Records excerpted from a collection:
• • • • • • •

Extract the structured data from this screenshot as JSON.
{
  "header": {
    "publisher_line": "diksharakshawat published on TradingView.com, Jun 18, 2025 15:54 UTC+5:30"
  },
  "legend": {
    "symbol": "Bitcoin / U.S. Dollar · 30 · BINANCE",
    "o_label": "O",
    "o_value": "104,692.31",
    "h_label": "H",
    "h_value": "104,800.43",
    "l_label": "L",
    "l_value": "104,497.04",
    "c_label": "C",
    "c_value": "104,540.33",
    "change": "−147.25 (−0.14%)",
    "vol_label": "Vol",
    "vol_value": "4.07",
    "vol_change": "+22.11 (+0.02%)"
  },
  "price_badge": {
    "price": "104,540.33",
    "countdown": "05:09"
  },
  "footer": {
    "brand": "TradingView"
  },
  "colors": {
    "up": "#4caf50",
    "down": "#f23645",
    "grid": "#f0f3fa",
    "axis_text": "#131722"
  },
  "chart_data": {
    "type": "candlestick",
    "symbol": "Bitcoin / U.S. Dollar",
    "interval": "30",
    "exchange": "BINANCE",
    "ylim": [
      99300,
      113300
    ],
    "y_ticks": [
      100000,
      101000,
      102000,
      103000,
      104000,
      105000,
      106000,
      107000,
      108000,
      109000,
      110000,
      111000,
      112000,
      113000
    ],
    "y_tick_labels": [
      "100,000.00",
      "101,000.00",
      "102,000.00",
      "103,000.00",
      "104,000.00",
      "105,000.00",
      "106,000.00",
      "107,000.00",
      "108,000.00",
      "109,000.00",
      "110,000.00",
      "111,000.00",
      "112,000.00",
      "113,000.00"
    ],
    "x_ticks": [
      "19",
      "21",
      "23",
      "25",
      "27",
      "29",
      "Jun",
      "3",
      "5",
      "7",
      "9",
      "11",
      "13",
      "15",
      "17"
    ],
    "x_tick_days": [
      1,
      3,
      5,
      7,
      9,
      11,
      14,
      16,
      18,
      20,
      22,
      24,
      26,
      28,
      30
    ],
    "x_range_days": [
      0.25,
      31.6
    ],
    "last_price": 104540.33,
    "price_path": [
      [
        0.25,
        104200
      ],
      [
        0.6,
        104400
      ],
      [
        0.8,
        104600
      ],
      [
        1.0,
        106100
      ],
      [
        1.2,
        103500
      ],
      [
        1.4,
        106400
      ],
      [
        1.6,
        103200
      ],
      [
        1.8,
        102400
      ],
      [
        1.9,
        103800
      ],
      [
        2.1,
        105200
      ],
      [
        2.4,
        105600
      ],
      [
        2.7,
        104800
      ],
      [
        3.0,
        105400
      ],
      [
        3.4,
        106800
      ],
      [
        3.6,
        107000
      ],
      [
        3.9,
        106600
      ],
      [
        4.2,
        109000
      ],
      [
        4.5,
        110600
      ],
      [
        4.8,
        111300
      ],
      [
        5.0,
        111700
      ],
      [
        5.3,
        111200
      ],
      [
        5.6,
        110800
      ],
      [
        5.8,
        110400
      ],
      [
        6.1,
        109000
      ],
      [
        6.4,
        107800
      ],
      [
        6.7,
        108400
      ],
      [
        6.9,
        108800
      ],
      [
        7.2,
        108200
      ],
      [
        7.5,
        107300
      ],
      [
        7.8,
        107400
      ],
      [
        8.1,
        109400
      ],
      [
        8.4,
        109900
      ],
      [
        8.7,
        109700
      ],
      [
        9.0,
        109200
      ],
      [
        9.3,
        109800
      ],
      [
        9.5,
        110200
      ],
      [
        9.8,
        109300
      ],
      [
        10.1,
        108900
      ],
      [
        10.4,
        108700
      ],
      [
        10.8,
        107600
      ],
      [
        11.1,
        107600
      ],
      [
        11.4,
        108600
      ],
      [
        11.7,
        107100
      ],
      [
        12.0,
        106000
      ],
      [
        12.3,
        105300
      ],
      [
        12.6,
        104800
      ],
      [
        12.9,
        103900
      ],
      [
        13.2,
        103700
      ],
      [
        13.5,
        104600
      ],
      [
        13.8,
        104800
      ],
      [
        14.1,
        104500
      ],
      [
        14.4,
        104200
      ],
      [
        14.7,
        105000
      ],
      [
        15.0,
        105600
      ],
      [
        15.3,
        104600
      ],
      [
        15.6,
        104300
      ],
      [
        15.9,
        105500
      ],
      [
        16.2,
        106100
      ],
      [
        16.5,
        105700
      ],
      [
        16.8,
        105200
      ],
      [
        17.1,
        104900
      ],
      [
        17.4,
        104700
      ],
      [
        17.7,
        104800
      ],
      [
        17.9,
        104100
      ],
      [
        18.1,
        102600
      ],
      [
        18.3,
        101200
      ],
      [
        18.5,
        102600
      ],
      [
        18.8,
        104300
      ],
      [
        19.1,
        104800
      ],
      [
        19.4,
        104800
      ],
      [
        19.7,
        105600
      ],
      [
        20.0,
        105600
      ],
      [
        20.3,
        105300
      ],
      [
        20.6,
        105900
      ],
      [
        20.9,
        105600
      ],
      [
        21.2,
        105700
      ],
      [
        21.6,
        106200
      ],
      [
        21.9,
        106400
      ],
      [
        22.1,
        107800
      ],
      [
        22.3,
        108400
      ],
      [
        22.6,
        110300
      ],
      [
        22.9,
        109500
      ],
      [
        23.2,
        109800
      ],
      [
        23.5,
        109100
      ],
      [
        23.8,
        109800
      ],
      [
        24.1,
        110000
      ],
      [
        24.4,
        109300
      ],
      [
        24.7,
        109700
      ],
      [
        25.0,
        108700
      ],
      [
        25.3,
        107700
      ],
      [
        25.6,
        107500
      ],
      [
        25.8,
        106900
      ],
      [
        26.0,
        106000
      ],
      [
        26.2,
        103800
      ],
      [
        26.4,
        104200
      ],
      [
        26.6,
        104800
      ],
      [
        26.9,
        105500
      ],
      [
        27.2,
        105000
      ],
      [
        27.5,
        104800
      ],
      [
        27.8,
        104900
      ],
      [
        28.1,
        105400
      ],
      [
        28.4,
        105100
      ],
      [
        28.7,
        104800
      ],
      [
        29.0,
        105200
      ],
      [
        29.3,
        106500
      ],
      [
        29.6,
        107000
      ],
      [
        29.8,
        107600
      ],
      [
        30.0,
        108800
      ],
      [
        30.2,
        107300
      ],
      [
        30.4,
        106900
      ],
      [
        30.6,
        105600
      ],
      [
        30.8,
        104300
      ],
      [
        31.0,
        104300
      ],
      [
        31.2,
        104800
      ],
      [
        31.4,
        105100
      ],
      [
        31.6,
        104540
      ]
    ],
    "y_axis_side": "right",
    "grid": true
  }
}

• • • • • • •

Extract all lines that hold the word "BINANCE".

> **Solved exercise**
    "symbol": "Bitcoin / U.S. Dollar · 30 · BINANCE",
    "exchange": "BINANCE",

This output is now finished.